§ **Directions for this task**: Lines containing the string "watermark" are to be counted; report the number and nothing more.

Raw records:
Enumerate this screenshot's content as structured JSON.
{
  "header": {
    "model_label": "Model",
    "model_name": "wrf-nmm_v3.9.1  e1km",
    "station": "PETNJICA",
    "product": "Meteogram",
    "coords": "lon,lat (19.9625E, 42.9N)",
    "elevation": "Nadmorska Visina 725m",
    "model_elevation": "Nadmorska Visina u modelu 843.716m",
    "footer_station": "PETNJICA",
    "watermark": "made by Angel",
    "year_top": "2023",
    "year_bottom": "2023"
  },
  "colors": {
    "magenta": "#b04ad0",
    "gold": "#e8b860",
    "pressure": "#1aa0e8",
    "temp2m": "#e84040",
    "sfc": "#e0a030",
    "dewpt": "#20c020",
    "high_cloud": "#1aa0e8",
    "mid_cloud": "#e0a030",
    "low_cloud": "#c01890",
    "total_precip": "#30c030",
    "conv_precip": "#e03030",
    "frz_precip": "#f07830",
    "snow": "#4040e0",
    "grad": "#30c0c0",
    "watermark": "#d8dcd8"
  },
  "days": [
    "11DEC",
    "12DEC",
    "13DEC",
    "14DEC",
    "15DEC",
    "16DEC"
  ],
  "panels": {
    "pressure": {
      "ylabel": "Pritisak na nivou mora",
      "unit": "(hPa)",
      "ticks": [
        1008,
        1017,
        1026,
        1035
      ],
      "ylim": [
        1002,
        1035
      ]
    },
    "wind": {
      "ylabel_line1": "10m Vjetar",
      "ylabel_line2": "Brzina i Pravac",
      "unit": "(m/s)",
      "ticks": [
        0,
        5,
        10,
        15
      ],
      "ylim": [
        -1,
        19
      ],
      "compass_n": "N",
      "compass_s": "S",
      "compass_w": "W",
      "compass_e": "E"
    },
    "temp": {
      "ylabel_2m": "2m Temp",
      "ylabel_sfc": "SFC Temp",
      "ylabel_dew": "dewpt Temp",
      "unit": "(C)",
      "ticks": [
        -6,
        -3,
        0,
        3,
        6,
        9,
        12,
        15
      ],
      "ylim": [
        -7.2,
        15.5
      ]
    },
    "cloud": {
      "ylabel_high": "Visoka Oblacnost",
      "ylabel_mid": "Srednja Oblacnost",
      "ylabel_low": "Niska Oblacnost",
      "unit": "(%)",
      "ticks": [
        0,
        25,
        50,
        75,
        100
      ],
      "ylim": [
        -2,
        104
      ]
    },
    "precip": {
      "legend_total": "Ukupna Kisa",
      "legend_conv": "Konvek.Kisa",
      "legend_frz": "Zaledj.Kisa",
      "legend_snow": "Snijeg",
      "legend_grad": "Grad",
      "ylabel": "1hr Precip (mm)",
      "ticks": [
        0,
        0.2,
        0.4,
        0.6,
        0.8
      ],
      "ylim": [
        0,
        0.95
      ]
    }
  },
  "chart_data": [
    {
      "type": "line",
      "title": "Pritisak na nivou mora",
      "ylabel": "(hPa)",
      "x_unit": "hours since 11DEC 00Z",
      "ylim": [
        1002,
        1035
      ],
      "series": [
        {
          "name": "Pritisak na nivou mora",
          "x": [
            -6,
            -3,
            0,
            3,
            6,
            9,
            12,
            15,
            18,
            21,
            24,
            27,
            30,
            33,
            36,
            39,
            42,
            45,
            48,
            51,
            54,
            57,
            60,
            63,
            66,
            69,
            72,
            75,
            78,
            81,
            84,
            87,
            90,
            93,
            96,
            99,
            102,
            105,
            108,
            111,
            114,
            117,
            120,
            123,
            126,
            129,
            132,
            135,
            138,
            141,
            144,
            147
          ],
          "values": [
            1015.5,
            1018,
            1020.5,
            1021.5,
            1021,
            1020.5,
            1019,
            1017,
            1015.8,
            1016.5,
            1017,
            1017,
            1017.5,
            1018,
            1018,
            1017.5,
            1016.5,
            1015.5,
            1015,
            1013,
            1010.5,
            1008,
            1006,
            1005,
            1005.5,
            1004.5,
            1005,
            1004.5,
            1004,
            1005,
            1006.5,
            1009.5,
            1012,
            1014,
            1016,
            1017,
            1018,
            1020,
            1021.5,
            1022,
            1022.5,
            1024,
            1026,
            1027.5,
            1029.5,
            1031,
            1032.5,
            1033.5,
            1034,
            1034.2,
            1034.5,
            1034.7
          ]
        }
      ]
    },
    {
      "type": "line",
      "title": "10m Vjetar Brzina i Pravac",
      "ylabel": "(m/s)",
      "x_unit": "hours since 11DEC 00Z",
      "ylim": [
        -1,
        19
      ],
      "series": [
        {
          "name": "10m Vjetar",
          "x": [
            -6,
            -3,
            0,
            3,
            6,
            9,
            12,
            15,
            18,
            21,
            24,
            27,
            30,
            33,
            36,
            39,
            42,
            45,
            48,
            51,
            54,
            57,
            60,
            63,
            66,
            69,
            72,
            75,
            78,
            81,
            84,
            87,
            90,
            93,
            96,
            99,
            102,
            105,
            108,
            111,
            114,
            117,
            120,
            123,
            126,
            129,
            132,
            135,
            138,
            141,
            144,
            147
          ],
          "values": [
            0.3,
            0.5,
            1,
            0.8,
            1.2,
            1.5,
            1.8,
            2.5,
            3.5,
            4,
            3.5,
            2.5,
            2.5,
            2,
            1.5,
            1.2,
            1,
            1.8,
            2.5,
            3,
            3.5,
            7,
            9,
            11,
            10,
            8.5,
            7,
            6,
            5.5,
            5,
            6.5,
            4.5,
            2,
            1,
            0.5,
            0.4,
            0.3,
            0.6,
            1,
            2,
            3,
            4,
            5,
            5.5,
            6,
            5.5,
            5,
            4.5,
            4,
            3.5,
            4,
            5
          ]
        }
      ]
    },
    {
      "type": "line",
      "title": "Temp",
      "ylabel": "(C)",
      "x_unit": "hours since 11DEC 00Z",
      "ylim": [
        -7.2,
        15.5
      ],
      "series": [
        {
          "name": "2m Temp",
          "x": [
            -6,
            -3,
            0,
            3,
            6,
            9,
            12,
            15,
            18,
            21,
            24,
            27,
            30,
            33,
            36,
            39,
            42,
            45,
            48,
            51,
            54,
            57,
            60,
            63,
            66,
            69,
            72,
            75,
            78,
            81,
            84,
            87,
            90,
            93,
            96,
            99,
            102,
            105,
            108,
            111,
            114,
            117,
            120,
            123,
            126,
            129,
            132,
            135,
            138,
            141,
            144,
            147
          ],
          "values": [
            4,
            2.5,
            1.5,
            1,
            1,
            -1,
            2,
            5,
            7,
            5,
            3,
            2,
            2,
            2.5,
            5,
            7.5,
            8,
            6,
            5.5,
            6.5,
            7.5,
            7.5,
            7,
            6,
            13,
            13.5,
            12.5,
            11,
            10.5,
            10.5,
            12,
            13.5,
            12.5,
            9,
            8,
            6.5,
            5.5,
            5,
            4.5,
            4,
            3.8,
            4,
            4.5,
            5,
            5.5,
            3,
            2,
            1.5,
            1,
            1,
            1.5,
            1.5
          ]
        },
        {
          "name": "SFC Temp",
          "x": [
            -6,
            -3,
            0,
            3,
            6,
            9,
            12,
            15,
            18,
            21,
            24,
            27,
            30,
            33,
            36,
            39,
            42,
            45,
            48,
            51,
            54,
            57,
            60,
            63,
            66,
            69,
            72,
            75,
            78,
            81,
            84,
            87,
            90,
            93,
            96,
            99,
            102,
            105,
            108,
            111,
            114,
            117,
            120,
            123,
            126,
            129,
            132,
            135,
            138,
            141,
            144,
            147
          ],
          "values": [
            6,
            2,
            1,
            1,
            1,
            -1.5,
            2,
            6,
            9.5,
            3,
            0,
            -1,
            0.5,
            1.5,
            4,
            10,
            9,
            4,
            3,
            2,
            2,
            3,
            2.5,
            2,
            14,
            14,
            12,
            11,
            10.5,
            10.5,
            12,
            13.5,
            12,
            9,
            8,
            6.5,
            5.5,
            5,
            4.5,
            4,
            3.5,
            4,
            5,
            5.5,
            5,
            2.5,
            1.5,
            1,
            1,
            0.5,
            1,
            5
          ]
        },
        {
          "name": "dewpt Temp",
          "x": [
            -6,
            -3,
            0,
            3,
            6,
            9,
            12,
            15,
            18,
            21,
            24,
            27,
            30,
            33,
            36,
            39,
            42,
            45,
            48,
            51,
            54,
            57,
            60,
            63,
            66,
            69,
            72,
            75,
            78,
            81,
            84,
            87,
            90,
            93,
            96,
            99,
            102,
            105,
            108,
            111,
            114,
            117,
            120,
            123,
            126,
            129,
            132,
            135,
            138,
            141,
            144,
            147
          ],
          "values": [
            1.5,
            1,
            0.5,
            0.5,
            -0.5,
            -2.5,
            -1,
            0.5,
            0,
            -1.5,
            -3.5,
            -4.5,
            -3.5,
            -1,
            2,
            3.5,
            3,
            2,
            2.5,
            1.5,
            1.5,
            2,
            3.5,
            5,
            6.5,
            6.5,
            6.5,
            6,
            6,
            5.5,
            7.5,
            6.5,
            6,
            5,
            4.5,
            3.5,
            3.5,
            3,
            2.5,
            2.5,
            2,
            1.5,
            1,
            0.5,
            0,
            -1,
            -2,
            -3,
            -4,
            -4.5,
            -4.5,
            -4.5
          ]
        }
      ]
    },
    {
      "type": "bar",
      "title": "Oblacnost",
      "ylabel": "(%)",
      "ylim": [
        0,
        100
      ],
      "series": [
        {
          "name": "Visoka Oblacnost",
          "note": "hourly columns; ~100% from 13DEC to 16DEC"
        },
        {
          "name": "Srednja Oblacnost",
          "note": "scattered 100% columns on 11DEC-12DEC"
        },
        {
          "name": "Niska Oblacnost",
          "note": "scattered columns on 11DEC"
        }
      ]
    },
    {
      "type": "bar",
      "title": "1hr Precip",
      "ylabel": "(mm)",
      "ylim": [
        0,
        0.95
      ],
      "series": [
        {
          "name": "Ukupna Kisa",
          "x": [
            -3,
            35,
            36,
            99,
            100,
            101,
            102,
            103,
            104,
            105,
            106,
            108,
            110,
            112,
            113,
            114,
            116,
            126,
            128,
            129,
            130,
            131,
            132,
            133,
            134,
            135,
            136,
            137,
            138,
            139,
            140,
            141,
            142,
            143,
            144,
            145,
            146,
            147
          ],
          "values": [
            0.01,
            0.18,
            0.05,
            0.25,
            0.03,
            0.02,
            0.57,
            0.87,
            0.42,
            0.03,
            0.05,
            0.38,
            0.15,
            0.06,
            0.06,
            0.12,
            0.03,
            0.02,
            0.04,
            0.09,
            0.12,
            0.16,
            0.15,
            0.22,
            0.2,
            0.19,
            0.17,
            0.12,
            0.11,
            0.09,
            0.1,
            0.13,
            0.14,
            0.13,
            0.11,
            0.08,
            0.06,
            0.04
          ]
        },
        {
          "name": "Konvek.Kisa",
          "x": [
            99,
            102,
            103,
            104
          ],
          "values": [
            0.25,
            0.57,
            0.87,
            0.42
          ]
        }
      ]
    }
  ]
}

§ **Task output**: 2